INSTRUCTIONS TO FOLLOW |
Reproduce the records below verbatim, from their first line through the line containing "table-cell: 2010–heute¶ — [708, 76, 764, 104]", including that line.
※ ※ ※
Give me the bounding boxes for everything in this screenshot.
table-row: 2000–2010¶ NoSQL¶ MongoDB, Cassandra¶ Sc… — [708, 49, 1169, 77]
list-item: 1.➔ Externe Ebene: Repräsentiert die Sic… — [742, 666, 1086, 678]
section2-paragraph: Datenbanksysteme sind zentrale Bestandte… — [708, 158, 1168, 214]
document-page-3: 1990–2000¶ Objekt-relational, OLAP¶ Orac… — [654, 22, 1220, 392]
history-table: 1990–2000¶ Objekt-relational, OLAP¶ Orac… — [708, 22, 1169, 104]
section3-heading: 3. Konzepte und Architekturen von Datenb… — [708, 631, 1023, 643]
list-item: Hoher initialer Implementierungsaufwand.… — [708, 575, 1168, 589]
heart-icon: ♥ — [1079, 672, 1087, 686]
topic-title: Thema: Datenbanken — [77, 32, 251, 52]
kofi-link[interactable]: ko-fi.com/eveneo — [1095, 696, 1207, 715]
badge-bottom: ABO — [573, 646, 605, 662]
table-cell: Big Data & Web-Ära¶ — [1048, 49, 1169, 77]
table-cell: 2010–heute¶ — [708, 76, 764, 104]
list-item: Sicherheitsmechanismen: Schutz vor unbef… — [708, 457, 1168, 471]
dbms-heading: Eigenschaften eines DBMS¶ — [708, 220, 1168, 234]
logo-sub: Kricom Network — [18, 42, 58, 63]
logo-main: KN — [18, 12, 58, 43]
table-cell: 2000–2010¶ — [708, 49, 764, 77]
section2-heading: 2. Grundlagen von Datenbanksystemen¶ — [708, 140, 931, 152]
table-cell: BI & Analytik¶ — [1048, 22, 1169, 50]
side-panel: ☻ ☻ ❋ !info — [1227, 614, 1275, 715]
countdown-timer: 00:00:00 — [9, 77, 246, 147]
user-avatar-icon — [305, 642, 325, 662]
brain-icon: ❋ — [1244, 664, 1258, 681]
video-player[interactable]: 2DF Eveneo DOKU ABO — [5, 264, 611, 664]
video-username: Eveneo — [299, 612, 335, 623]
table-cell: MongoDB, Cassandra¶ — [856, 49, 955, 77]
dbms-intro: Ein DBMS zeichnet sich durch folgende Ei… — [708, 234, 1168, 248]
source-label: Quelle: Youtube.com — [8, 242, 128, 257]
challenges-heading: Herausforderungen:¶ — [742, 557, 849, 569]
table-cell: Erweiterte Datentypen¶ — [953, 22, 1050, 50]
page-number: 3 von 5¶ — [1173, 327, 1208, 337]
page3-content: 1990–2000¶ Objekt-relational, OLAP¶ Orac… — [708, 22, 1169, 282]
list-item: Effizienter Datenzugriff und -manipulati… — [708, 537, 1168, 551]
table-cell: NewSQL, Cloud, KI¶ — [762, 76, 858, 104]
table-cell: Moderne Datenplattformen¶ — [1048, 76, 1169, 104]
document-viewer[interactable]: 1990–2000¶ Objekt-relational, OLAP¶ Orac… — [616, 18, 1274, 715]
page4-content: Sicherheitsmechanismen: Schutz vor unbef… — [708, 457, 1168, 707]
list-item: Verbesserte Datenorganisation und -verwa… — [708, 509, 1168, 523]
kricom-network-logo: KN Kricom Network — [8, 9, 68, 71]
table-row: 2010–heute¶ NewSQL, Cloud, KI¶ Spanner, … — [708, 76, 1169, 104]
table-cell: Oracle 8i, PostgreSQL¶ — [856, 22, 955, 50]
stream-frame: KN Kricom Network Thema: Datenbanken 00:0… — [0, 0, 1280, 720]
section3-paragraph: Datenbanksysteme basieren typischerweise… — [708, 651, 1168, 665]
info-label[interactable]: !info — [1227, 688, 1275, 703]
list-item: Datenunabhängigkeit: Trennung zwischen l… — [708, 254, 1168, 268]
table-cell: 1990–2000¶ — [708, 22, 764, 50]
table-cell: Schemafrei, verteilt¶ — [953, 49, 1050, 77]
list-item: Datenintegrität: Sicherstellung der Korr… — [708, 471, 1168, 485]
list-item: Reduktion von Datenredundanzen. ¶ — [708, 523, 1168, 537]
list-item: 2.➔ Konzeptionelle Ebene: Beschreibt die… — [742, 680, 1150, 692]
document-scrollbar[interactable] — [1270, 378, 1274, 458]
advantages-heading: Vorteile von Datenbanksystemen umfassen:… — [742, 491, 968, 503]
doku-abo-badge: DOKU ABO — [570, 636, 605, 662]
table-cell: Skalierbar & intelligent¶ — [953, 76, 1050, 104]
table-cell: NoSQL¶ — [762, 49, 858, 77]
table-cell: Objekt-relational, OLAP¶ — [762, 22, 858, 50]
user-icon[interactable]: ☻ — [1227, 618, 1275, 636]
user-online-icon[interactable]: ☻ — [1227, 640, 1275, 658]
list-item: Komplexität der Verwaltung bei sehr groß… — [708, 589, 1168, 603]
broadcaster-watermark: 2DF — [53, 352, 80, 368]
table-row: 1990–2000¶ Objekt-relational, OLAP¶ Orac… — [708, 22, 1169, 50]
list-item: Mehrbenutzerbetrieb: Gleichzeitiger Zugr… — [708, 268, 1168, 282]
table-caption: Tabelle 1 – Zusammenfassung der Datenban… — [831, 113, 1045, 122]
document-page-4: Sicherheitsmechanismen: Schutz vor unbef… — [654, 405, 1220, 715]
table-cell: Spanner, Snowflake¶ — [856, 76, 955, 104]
※ ※ ※
RESULT OF THE TASK |
Give me the bounding boxes for everything in this screenshot.
table-row: 2000–2010¶ NoSQL¶ MongoDB, Cassandra¶ Sc… — [708, 49, 1169, 77]
list-item: 1.➔ Externe Ebene: Repräsentiert die Sic… — [742, 666, 1086, 678]
section2-paragraph: Datenbanksysteme sind zentrale Bestandte… — [708, 158, 1168, 214]
document-page-3: 1990–2000¶ Objekt-relational, OLAP¶ Orac… — [654, 22, 1220, 392]
history-table: 1990–2000¶ Objekt-relational, OLAP¶ Orac… — [708, 22, 1169, 104]
section3-heading: 3. Konzepte und Architekturen von Datenb… — [708, 631, 1023, 643]
list-item: Hoher initialer Implementierungsaufwand.… — [708, 575, 1168, 589]
heart-icon: ♥ — [1079, 672, 1087, 686]
topic-title: Thema: Datenbanken — [77, 32, 251, 52]
kofi-link[interactable]: ko-fi.com/eveneo — [1095, 696, 1207, 715]
badge-bottom: ABO — [573, 646, 605, 662]
table-cell: Big Data & Web-Ära¶ — [1048, 49, 1169, 77]
table-cell: 2010–heute¶ — [708, 76, 764, 104]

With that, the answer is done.